## WORK TO COMPLETE
Find all the lines with "text" and gather them.

-=-=-=-=-

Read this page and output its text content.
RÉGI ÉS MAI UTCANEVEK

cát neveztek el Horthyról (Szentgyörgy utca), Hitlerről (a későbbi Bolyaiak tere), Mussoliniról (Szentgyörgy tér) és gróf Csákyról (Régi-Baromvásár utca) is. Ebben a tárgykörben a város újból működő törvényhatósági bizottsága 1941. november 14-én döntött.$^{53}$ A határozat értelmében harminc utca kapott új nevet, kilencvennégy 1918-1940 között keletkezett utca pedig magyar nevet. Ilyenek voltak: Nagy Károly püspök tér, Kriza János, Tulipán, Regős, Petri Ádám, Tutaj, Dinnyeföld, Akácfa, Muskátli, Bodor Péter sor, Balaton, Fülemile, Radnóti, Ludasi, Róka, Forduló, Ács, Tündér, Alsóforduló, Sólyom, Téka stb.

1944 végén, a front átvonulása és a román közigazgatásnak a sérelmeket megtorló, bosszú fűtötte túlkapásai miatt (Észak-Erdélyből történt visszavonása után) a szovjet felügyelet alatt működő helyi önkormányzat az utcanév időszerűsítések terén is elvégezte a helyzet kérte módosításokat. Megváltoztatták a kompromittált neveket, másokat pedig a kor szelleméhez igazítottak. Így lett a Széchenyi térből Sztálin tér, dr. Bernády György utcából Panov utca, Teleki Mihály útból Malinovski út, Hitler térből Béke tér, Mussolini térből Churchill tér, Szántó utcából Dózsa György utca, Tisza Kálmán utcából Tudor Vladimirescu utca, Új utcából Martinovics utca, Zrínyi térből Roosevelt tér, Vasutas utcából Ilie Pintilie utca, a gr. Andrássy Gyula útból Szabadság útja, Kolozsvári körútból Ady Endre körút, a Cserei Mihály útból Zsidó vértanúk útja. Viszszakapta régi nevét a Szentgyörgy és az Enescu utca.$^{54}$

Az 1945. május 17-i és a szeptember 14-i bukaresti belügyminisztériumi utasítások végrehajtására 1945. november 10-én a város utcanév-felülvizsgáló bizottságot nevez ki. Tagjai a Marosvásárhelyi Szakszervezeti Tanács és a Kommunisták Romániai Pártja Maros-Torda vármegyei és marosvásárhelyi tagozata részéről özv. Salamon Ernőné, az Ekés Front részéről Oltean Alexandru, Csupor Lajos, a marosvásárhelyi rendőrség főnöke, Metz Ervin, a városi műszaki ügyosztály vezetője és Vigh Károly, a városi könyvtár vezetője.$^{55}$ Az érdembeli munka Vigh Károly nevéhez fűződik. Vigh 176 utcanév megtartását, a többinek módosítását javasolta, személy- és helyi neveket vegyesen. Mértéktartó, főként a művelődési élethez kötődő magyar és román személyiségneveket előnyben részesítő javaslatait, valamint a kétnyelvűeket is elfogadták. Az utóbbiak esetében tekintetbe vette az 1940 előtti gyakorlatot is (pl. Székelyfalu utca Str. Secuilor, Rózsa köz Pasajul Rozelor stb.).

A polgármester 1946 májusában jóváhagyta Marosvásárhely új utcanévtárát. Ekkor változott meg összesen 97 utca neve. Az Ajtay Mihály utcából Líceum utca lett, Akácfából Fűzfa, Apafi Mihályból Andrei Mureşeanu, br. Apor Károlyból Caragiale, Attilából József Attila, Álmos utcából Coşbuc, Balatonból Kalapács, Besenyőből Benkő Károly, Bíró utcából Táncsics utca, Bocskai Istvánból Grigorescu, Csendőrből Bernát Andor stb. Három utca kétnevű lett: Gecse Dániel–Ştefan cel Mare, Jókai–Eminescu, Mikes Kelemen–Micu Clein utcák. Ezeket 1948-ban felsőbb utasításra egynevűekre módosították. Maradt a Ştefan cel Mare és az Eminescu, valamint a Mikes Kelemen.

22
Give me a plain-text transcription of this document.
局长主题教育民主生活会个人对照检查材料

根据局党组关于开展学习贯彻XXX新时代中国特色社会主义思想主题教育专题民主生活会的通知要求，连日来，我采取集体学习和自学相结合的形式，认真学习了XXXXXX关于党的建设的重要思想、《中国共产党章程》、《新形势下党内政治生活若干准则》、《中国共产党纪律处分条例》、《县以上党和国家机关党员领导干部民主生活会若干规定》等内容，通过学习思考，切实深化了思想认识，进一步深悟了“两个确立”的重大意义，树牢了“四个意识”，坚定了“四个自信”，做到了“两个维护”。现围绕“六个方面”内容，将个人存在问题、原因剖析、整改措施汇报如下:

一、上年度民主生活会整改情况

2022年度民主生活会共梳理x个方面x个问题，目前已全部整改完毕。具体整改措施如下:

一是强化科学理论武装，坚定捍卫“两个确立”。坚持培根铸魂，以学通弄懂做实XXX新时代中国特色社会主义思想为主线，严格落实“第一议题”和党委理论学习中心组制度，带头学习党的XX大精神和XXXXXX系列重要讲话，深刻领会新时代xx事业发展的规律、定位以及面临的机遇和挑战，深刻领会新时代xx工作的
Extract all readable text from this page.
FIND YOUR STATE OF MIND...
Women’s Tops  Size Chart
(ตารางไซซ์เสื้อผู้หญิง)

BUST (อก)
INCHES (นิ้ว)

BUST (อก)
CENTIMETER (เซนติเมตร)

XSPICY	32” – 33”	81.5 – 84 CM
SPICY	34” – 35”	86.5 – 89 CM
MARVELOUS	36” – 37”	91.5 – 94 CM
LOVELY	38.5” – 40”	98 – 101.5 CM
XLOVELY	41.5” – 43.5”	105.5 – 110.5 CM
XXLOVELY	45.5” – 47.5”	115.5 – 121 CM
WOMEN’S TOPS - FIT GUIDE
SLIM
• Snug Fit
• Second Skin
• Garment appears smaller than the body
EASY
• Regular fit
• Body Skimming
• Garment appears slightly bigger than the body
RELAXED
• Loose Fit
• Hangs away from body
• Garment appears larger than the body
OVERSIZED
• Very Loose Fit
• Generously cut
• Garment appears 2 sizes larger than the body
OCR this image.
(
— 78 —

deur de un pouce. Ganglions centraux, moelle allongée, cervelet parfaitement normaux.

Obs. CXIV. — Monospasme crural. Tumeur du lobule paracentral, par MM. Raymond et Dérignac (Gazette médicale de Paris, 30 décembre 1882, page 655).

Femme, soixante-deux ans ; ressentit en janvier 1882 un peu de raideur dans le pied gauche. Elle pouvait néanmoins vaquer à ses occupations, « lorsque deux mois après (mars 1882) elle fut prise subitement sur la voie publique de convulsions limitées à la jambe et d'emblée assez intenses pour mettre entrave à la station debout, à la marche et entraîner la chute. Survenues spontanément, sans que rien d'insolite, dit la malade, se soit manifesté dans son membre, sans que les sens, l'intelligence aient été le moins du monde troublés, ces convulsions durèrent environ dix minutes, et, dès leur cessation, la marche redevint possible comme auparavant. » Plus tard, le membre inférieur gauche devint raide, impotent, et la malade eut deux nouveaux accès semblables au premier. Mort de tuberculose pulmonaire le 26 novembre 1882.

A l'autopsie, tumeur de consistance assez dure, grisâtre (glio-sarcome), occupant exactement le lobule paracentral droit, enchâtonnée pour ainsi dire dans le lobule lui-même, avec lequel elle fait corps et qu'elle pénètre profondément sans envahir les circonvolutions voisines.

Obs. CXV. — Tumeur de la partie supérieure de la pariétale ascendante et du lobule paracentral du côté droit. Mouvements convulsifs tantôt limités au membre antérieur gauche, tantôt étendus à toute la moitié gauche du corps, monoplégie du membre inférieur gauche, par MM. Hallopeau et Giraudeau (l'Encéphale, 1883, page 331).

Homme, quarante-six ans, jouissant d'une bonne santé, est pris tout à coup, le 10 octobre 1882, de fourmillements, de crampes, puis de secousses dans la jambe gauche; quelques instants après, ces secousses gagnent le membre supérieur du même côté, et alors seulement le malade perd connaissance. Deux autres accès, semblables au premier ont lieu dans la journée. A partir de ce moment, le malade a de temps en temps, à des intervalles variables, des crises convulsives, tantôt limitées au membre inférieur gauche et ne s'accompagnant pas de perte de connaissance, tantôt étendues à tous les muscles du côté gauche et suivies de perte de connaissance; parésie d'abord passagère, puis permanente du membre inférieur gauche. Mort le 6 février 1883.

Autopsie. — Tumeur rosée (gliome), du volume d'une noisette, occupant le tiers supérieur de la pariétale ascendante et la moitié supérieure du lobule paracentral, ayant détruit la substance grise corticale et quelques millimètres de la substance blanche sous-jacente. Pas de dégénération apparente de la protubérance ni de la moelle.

-=-=-=-=-

## FULL RESPONSE
Read this page and output its text content.
Give me a plain-text transcription of this document.
Extract all readable text from this page.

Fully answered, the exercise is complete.